Written instruction: How many of the lines contain the string "banner"? Give the number, with no other words.
*** Dataset entries
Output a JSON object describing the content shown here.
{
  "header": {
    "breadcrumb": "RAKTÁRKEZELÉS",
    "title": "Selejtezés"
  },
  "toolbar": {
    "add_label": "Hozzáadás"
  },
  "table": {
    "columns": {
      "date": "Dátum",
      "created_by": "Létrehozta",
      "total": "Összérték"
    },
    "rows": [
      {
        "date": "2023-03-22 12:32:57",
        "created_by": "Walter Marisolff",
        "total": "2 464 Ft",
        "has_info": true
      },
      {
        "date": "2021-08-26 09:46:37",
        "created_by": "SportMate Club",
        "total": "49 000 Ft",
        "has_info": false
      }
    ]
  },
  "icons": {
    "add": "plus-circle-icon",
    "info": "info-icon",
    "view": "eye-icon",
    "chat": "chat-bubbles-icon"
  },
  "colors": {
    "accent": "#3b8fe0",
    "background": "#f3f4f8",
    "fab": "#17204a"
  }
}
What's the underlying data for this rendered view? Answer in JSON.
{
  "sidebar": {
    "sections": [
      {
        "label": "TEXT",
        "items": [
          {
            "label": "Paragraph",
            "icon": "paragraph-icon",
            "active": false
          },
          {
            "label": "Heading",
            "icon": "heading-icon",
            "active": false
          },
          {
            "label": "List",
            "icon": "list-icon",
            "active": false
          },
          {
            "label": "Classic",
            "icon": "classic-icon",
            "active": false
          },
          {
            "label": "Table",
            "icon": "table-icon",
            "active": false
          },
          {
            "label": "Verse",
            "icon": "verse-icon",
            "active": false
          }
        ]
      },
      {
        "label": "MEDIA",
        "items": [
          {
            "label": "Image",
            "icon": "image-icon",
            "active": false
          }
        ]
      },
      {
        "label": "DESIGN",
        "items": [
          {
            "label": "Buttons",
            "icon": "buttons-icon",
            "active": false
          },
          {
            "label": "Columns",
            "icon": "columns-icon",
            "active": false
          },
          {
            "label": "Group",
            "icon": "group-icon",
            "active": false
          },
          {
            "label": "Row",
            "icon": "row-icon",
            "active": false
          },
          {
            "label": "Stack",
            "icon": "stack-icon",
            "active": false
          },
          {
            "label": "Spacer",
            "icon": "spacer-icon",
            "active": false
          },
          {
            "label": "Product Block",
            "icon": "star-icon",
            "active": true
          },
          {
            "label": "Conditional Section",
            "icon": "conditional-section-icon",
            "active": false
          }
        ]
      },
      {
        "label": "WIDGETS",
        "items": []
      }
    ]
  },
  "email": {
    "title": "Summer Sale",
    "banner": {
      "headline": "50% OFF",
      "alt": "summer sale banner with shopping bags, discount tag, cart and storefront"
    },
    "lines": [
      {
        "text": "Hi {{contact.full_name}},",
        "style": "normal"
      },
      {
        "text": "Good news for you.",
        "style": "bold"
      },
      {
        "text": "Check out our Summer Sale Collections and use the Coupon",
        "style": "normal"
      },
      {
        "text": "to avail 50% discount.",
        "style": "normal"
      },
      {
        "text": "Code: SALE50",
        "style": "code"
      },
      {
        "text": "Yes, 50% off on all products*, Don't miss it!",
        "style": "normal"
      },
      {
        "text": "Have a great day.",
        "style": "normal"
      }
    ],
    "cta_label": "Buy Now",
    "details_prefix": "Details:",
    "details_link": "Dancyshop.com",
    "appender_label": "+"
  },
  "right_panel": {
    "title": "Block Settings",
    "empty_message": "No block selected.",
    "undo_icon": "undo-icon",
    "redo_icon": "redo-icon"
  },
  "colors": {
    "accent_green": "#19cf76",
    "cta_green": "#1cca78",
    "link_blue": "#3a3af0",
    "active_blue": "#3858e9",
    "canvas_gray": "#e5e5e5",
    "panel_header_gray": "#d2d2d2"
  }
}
******
Task solution: 2